What you should do:
Only the pictures stay out; every record is to be quoted exactly.

Source data:
=-=-=

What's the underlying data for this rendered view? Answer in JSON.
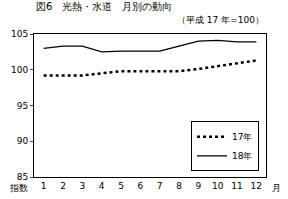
{
  "chart_data": {
    "type": "line",
    "title": "図6　光熱・水道　月別の動向",
    "subtitle": "（平成 17 年=100）",
    "x_label": "月",
    "y_label": "指数",
    "categories": [
      "1",
      "2",
      "3",
      "4",
      "5",
      "6",
      "7",
      "8",
      "9",
      "10",
      "11",
      "12"
    ],
    "series": [
      {
        "name": "17年",
        "color": "#000000",
        "line_style": "dotted",
        "values": [
          99.2,
          99.2,
          99.2,
          99.5,
          99.8,
          99.8,
          99.8,
          99.8,
          100.1,
          100.5,
          100.9,
          101.3
        ]
      },
      {
        "name": "18年",
        "color": "#000000",
        "line_style": "solid",
        "values": [
          103.0,
          103.3,
          103.3,
          102.5,
          102.6,
          102.6,
          102.6,
          103.3,
          104.0,
          104.1,
          103.9,
          103.9
        ]
      }
    ],
    "ylim": [
      85,
      105
    ],
    "yticks": [
      85,
      90,
      95,
      100,
      105
    ],
    "grid": false,
    "legend": "lower right"
  }
}
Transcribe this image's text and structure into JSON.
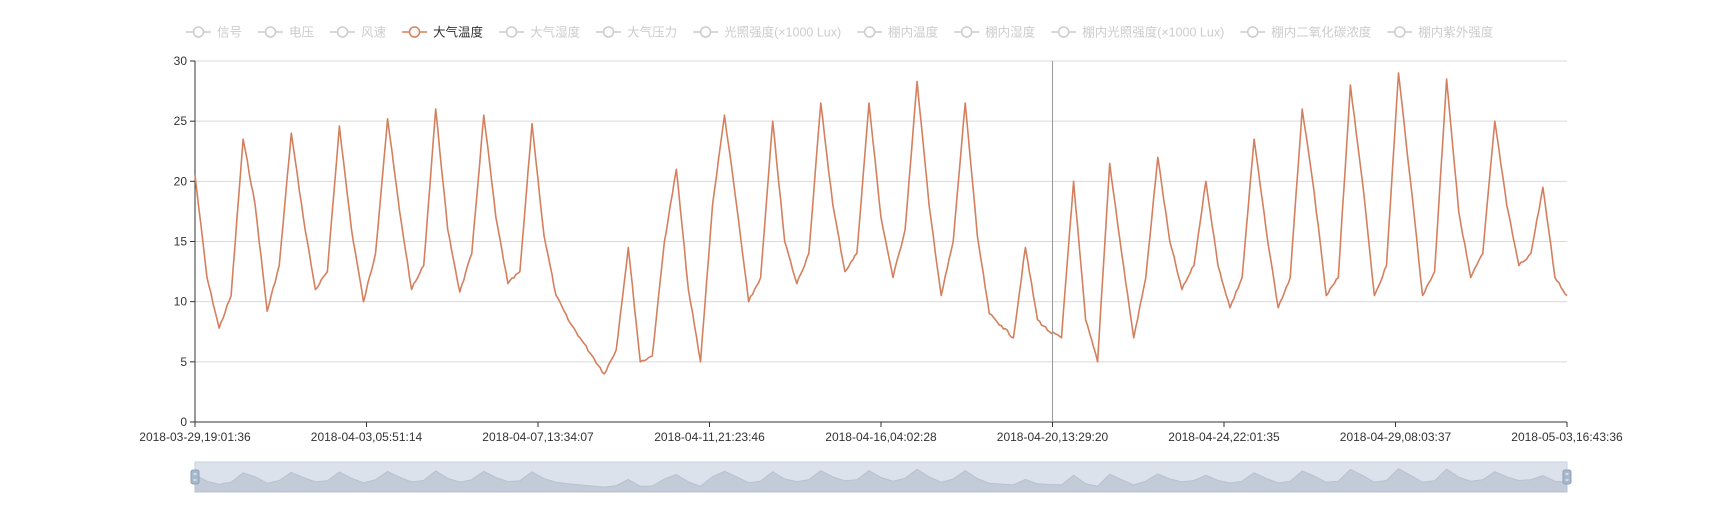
{
  "legend": [
    {
      "label": "信号",
      "active": false
    },
    {
      "label": "电压",
      "active": false
    },
    {
      "label": "风速",
      "active": false
    },
    {
      "label": "大气温度",
      "active": true
    },
    {
      "label": "大气湿度",
      "active": false
    },
    {
      "label": "大气压力",
      "active": false
    },
    {
      "label": "光照强度(×1000 Lux)",
      "active": false
    },
    {
      "label": "棚内温度",
      "active": false
    },
    {
      "label": "棚内湿度",
      "active": false
    },
    {
      "label": "棚内光照强度(×1000 Lux)",
      "active": false
    },
    {
      "label": "棚内二氧化碳浓度",
      "active": false
    },
    {
      "label": "棚内紫外强度",
      "active": false
    }
  ],
  "colors": {
    "series": "#d4805f",
    "inactive": "#cccccc",
    "grid": "#d9d9d9",
    "axis": "#333333",
    "zoom_fill": "#dbe2ec",
    "zoom_line": "#b8c1cf",
    "handle": "#a7b7cc"
  },
  "chart_data": {
    "type": "line",
    "title": "",
    "xlabel": "",
    "ylabel": "",
    "ylim": [
      0,
      30
    ],
    "y_ticks": [
      0,
      5,
      10,
      15,
      20,
      25,
      30
    ],
    "x_ticks": [
      "2018-03-29,19:01:36",
      "2018-04-03,05:51:14",
      "2018-04-07,13:34:07",
      "2018-04-11,21:23:46",
      "2018-04-16,04:02:28",
      "2018-04-20,13:29:20",
      "2018-04-24,22:01:35",
      "2018-04-29,08:03:37",
      "2018-05-03,16:43:36"
    ],
    "grid": true,
    "legend_position": "top",
    "series": [
      {
        "name": "大气温度",
        "x": [
          0,
          0.3,
          0.6,
          0.9,
          1.2,
          1.5,
          1.8,
          2.1,
          2.4,
          2.7,
          3.0,
          3.3,
          3.6,
          3.9,
          4.2,
          4.5,
          4.8,
          5.1,
          5.4,
          5.7,
          6.0,
          6.3,
          6.6,
          6.9,
          7.2,
          7.5,
          7.8,
          8.1,
          8.4,
          8.7,
          9.0,
          9.3,
          9.6,
          9.9,
          10.2,
          10.5,
          10.8,
          11.1,
          11.4,
          11.7,
          12.0,
          12.3,
          12.6,
          12.9,
          13.2,
          13.5,
          13.8,
          14.1,
          14.4,
          14.7,
          15.0,
          15.3,
          15.6,
          15.9,
          16.2,
          16.5,
          16.8,
          17.1,
          17.4,
          17.7,
          18.0,
          18.3,
          18.6,
          18.9,
          19.2,
          19.5,
          19.8,
          20.1,
          20.4,
          20.7,
          21.0,
          21.3,
          21.6,
          21.9,
          22.2,
          22.5,
          22.8,
          23.1,
          23.4,
          23.7,
          24.0,
          24.3,
          24.6,
          24.9,
          25.2,
          25.5,
          25.8,
          26.1,
          26.4,
          26.7,
          27.0,
          27.3,
          27.6,
          27.9,
          28.2,
          28.5,
          28.8,
          29.1,
          29.4,
          29.7,
          30.0,
          30.3,
          30.6,
          30.9,
          31.2,
          31.5,
          31.8,
          32.1,
          32.4,
          32.7,
          33.0,
          33.3,
          33.6,
          33.9,
          34.2
        ],
        "y": [
          20.5,
          12.0,
          7.8,
          10.5,
          23.5,
          18.0,
          9.2,
          13.0,
          24.0,
          17.0,
          11.0,
          12.5,
          24.6,
          16.0,
          10.0,
          14.0,
          25.2,
          17.5,
          11.0,
          13.0,
          26.0,
          16.0,
          10.8,
          14.0,
          25.5,
          17.0,
          11.5,
          12.5,
          24.8,
          15.5,
          10.5,
          8.5,
          7.0,
          5.5,
          4.0,
          6.0,
          14.5,
          5.0,
          5.5,
          15.0,
          21.0,
          11.0,
          5.0,
          18.0,
          25.5,
          18.0,
          10.0,
          12.0,
          25.0,
          15.0,
          11.5,
          14.0,
          26.5,
          18.0,
          12.5,
          14.0,
          26.5,
          17.0,
          12.0,
          16.0,
          28.3,
          18.0,
          10.5,
          15.0,
          26.5,
          15.5,
          9.0,
          8.0,
          7.0,
          14.5,
          8.5,
          7.5,
          7.0,
          20.0,
          8.5,
          5.0,
          21.5,
          14.0,
          7.0,
          12.0,
          22.0,
          15.0,
          11.0,
          13.0,
          20.0,
          13.0,
          9.5,
          12.0,
          23.5,
          16.0,
          9.5,
          12.0,
          26.0,
          19.0,
          10.5,
          12.0,
          28.0,
          20.0,
          10.5,
          13.0,
          29.0,
          20.0,
          10.5,
          12.5,
          28.5,
          17.5,
          12.0,
          14.0,
          25.0,
          18.0,
          13.0,
          14.0,
          19.5,
          12.0,
          10.5
        ]
      }
    ]
  }
}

=-=-=

Exercise response:
What's the underlying data for this rendered view? Answer in JSON.
{
  "chart_data": {
    "type": "line",
    "title": "図6　光熱・水道　月別の動向",
    "subtitle": "（平成 17 年=100）",
    "x_label": "月",
    "y_label": "指数",
    "categories": [
      "1",
      "2",
      "3",
      "4",
      "5",
      "6",
      "7",
      "8",
      "9",
      "10",
      "11",
      "12"
    ],
    "series": [
      {
        "name": "17年",
        "color": "#000000",
        "line_style": "dotted",
        "values": [
          99.2,
          99.2,
          99.2,
          99.5,
          99.8,
          99.8,
          99.8,
          99.8,
          100.1,
          100.5,
          100.9,
          101.3
        ]
      },
      {
        "name": "18年",
        "color": "#000000",
        "line_style": "solid",
        "values": [
          103.0,
          103.3,
          103.3,
          102.5,
          102.6,
          102.6,
          102.6,
          103.3,
          104.0,
          104.1,
          103.9,
          103.9
        ]
      }
    ],
    "ylim": [
      85,
      105
    ],
    "yticks": [
      85,
      90,
      95,
      100,
      105
    ],
    "grid": false,
    "legend": "lower right"
  }
}
Transcribe this image's text and structure into JSON.
{
  "legend": [
    {
      "label": "信号",
      "active": false
    },
    {
      "label": "电压",
      "active": false
    },
    {
      "label": "风速",
      "active": false
    },
    {
      "label": "大气温度",
      "active": true
    },
    {
      "label": "大气湿度",
      "active": false
    },
    {
      "label": "大气压力",
      "active": false
    },
    {
      "label": "光照强度(×1000 Lux)",
      "active": false
    },
    {
      "label": "棚内温度",
      "active": false
    },
    {
      "label": "棚内湿度",
      "active": false
    },
    {
      "label": "棚内光照强度(×1000 Lux)",
      "active": false
    },
    {
      "label": "棚内二氧化碳浓度",
      "active": false
    },
    {
      "label": "棚内紫外强度",
      "active": false
    }
  ],
  "colors": {
    "series": "#d4805f",
    "inactive": "#cccccc",
    "grid": "#d9d9d9",
    "axis": "#333333",
    "zoom_fill": "#dbe2ec",
    "zoom_line": "#b8c1cf",
    "handle": "#a7b7cc"
  },
  "chart_data": {
    "type": "line",
    "title": "",
    "xlabel": "",
    "ylabel": "",
    "ylim": [
      0,
      30
    ],
    "y_ticks": [
      0,
      5,
      10,
      15,
      20,
      25,
      30
    ],
    "x_ticks": [
      "2018-03-29,19:01:36",
      "2018-04-03,05:51:14",
      "2018-04-07,13:34:07",
      "2018-04-11,21:23:46",
      "2018-04-16,04:02:28",
      "2018-04-20,13:29:20",
      "2018-04-24,22:01:35",
      "2018-04-29,08:03:37",
      "2018-05-03,16:43:36"
    ],
    "grid": true,
    "legend_position": "top",
    "series": [
      {
        "name": "大气温度",
        "x": [
          0,
          0.3,
          0.6,
          0.9,
          1.2,
          1.5,
          1.8,
          2.1,
          2.4,
          2.7,
          3.0,
          3.3,
          3.6,
          3.9,
          4.2,
          4.5,
          4.8,
          5.1,
          5.4,
          5.7,
          6.0,
          6.3,
          6.6,
          6.9,
          7.2,
          7.5,
          7.8,
          8.1,
          8.4,
          8.7,
          9.0,
          9.3,
          9.6,
          9.9,
          10.2,
          10.5,
          10.8,
          11.1,
          11.4,
          11.7,
          12.0,
          12.3,
          12.6,
          12.9,
          13.2,
          13.5,
          13.8,
          14.1,
          14.4,
          14.7,
          15.0,
          15.3,
          15.6,
          15.9,
          16.2,
          16.5,
          16.8,
          17.1,
          17.4,
          17.7,
          18.0,
          18.3,
          18.6,
          18.9,
          19.2,
          19.5,
          19.8,
          20.1,
          20.4,
          20.7,
          21.0,
          21.3,
          21.6,
          21.9,
          22.2,
          22.5,
          22.8,
          23.1,
          23.4,
          23.7,
          24.0,
          24.3,
          24.6,
          24.9,
          25.2,
          25.5,
          25.8,
          26.1,
          26.4,
          26.7,
          27.0,
          27.3,
          27.6,
          27.9,
          28.2,
          28.5,
          28.8,
          29.1,
          29.4,
          29.7,
          30.0,
          30.3,
          30.6,
          30.9,
          31.2,
          31.5,
          31.8,
          32.1,
          32.4,
          32.7,
          33.0,
          33.3,
          33.6,
          33.9,
          34.2
        ],
        "y": [
          20.5,
          12.0,
          7.8,
          10.5,
          23.5,
          18.0,
          9.2,
          13.0,
          24.0,
          17.0,
          11.0,
          12.5,
          24.6,
          16.0,
          10.0,
          14.0,
          25.2,
          17.5,
          11.0,
          13.0,
          26.0,
          16.0,
          10.8,
          14.0,
          25.5,
          17.0,
          11.5,
          12.5,
          24.8,
          15.5,
          10.5,
          8.5,
          7.0,
          5.5,
          4.0,
          6.0,
          14.5,
          5.0,
          5.5,
          15.0,
          21.0,
          11.0,
          5.0,
          18.0,
          25.5,
          18.0,
          10.0,
          12.0,
          25.0,
          15.0,
          11.5,
          14.0,
          26.5,
          18.0,
          12.5,
          14.0,
          26.5,
          17.0,
          12.0,
          16.0,
          28.3,
          18.0,
          10.5,
          15.0,
          26.5,
          15.5,
          9.0,
          8.0,
          7.0,
          14.5,
          8.5,
          7.5,
          7.0,
          20.0,
          8.5,
          5.0,
          21.5,
          14.0,
          7.0,
          12.0,
          22.0,
          15.0,
          11.0,
          13.0,
          20.0,
          13.0,
          9.5,
          12.0,
          23.5,
          16.0,
          9.5,
          12.0,
          26.0,
          19.0,
          10.5,
          12.0,
          28.0,
          20.0,
          10.5,
          13.0,
          29.0,
          20.0,
          10.5,
          12.5,
          28.5,
          17.5,
          12.0,
          14.0,
          25.0,
          18.0,
          13.0,
          14.0,
          19.5,
          12.0,
          10.5
        ]
      }
    ]
  }
}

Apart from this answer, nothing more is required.